- _Task prompt_
From the entries below, list each line with "spline".

------------------------------------------------

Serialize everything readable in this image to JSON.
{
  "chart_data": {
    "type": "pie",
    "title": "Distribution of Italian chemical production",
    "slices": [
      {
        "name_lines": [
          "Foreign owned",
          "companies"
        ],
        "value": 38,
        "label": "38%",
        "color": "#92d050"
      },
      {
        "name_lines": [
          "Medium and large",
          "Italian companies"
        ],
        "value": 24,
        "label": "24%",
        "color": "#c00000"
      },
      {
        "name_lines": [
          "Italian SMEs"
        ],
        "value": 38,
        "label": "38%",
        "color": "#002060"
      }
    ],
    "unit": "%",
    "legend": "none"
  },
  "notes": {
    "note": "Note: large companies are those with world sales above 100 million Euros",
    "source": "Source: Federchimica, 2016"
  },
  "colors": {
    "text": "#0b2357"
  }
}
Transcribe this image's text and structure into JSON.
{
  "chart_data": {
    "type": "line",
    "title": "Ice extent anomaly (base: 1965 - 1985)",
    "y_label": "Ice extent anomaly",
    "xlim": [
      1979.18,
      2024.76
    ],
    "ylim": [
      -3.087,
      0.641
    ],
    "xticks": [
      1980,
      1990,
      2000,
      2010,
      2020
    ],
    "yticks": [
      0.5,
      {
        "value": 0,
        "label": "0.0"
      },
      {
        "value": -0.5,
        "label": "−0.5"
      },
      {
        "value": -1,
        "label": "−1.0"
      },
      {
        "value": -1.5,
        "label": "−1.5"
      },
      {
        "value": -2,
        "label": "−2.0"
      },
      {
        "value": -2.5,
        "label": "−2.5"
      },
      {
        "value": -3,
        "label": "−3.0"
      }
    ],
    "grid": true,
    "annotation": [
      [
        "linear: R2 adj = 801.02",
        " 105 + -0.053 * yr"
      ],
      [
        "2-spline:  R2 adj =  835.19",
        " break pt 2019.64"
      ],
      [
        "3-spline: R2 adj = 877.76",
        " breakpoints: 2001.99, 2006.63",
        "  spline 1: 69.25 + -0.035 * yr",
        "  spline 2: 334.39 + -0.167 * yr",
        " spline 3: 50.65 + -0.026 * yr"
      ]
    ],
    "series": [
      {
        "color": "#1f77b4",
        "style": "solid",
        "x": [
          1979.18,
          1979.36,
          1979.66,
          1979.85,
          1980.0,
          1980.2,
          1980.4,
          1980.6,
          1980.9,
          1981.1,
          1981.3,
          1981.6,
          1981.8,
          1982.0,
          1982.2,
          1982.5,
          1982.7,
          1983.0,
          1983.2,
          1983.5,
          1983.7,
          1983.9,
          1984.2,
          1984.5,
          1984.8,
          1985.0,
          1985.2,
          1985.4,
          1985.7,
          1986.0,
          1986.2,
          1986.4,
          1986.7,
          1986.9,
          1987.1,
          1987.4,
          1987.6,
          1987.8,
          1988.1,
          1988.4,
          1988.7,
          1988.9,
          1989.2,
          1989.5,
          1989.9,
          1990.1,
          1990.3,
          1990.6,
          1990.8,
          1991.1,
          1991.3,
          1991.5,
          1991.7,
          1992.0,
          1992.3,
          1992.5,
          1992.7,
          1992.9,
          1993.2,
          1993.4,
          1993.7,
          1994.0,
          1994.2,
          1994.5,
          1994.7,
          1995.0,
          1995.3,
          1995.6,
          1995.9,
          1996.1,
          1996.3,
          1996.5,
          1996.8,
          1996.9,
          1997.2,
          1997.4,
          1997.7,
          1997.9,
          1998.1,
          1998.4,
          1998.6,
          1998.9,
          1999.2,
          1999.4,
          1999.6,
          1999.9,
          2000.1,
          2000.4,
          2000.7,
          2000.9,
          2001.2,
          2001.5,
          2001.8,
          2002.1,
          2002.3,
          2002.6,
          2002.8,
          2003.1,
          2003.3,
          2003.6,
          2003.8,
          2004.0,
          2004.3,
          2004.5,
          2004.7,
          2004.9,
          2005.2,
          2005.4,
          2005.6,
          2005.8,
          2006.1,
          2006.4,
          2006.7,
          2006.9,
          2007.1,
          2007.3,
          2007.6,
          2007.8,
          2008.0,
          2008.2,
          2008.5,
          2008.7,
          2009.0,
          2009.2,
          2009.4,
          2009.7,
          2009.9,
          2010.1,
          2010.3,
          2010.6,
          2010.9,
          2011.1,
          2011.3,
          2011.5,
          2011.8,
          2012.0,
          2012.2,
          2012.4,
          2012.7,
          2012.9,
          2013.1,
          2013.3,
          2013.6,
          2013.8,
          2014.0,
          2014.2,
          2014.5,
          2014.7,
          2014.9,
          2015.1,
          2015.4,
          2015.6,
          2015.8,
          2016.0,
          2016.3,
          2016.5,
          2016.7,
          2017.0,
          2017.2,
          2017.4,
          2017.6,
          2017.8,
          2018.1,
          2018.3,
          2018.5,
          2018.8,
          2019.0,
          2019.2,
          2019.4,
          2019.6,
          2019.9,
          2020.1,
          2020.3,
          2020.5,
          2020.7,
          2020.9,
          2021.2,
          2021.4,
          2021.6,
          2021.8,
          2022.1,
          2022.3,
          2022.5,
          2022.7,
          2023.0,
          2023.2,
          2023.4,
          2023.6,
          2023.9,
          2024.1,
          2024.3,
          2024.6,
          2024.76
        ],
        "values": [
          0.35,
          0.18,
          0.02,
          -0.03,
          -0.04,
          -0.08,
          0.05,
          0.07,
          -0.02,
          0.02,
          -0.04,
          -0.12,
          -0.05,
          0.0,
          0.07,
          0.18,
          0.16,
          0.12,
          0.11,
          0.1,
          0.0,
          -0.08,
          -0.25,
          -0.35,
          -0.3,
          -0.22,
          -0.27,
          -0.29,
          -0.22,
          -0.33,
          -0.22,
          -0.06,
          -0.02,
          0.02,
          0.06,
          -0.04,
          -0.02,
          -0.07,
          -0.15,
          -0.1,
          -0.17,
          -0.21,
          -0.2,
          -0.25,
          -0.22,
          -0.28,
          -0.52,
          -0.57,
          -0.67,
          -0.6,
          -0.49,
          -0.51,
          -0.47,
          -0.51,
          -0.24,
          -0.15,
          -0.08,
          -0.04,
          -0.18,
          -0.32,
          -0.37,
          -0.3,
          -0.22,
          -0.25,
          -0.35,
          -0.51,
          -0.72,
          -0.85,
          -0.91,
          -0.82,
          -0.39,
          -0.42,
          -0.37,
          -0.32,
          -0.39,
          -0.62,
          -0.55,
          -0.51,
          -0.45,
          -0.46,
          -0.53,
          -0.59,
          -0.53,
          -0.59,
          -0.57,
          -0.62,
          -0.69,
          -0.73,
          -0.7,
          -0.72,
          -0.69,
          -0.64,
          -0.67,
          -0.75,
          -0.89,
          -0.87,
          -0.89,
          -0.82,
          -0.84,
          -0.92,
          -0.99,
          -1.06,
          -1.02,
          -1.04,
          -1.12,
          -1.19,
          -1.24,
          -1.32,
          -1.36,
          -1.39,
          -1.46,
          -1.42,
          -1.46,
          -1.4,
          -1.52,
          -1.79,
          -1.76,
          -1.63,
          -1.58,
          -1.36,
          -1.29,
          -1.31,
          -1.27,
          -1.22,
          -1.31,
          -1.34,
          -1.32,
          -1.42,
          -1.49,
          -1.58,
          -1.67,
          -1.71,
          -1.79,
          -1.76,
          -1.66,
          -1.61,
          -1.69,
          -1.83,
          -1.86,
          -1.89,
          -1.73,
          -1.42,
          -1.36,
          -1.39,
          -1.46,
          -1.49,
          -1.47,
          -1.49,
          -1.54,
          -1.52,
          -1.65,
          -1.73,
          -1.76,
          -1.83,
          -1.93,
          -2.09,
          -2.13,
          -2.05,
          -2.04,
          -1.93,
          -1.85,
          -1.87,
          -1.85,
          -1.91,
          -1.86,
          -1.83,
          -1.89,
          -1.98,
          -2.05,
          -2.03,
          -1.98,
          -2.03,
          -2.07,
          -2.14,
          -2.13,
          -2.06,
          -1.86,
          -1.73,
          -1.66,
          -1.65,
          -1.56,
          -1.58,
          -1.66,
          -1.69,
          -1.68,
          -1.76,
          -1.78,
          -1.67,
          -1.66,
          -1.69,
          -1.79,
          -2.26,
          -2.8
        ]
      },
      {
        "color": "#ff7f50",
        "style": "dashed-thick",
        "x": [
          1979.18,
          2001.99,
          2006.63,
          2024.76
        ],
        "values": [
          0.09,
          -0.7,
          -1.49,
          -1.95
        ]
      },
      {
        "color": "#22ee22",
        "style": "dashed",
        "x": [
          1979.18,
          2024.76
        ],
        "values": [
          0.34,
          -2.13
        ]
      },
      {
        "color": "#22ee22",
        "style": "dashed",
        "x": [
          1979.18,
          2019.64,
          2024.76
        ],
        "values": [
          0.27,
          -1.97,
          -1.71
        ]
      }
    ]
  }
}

------------------------------------------------

- _Result_
        "2-spline:  R2 adj =  835.19",
        "3-spline: R2 adj = 877.76",
        "  spline 1: 69.25 + -0.035 * yr",
        "  spline 2: 334.39 + -0.167 * yr",
        " spline 3: 50.65 + -0.026 * yr"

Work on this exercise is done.